# Work request A:
When does the Zimbabwe article say the presidential election runoff was scheduled?
# Work request B:
In the Zimbabwe article, copy the passage starting with "Silas Gweshe, a" and going on through "beaten to death.".

# Text passage:
= Beginning of Section =

Mugabe's Zimbabwe: Citizens Tell of Mass Beatings, Torched Homes
By DANA HUGHES
NAIROBI, Kenya, June 18, 2008

Horrifying tales of mass beatings, torched homes and systematic murder are
trickling out of Zimbabwe in the days before the presidential election
runoff, scheduled for June 27, despite the government's continuing crackdown
on journalists and civil society.

Silas Gweshe, a Movement for Democratic Change (MDC) parliamentary candidate
in one of Zimbabwe's rural areas, told ABC News that even after he lost the
election, he and his family were targeted by President Robert Mugabe's
Zanu-PF party.

"They came in the night, put petrol to my house, and they destroyed
everything," he said. "It wasn't only my house which was burnt down, but my
councilor's as well."

Gweshe also said he witnessed a 78-year-old man being beaten to death.

He added that he knew of an educator who was kidnapped, accused of being
subversive to the state for his support of MDC, and was later found dead.

Tales like Gweshe's are beginning to become more and more common throughout
Zimbabwe.
One researcher who works with the National Constitutional Assembly, a civil
society group, has been documenting the reports of incidents of violence in
the country.

During an interview, a rural opposition supporter said he doesn't sleep in
his home anymore for fear of being attacked. Both the researcher and the
supporter asked to remain anonymous out of fear of the Mugabe regime.

"At 6 or 7 [p.m.] I go to a different district for the night and then come
back in the day," the supporter said.

"One time they caught me as I was about to leave for the night," he said.
"They said, 'Here comes the white servant.' They attacked me and I tried to
retaliate with a screwdriver. I carry a screwdriver as a weapon. There were
five of them. They had sticks. I didn't recognize them. They were brought in
from another district. They are always brought in from the outside."

At a press conference in Nairobi, civil society groups alleged that Mugabe
has set up "structures of violence" all around the country in preparation
for mass violence should he not win the runoff.

Maureen Kademaunga, an advocacy officer for the Media Monitoring Project
Zimbabwe, was just released from prison after being jailed for two weeks for
her work. She said the Mugabe regime is arming Zanu-PF supporters and
placing them in villages known to be opposition strongholds.

"Militias are being set up using young people to turn against even their
families," Kademaunga said.

= End of Section =

# Source information:
= Beginning of Section =

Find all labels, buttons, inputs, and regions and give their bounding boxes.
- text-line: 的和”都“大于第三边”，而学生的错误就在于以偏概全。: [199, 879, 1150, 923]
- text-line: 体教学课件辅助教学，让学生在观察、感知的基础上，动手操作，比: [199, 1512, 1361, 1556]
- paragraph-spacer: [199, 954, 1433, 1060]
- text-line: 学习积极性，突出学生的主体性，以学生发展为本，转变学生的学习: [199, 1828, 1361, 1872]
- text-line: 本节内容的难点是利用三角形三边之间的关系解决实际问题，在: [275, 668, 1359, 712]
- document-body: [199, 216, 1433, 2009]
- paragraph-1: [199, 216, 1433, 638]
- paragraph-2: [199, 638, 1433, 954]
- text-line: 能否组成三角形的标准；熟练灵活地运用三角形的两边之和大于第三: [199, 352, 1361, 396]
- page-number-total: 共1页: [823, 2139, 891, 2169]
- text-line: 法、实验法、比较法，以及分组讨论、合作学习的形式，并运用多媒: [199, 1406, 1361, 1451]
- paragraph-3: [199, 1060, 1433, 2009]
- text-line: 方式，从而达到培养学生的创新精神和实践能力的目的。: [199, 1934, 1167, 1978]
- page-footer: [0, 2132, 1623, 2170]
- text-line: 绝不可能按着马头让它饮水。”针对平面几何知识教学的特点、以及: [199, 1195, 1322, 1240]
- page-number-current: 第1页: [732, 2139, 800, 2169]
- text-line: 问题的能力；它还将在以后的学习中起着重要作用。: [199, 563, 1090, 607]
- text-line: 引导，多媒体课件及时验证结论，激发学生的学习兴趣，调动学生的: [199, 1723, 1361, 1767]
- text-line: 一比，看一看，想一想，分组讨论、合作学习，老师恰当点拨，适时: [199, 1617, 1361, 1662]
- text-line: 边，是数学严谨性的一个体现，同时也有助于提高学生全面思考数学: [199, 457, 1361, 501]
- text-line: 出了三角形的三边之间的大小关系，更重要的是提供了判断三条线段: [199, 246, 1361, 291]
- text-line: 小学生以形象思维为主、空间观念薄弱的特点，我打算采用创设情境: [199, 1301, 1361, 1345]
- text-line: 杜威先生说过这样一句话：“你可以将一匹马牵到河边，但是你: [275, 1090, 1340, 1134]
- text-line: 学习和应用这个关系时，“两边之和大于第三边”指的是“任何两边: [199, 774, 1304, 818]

= End of Section =

# Reply A:
June 27

# Reply B:
Silas Gweshe, a Movement for Democratic Change (MDC) parliamentary candidate
in one of Zimbabwe's rural areas, told ABC News that even after he lost the
election, he and his family were targeted by President Robert Mugabe's
Zanu-PF party.

"They came in the night, put petrol to my house, and they destroyed
everything," he said. "It wasn't only my house which was burnt down, but my
councilor's as well."

Gweshe also said he witnessed a 78-year-old man being beaten to death.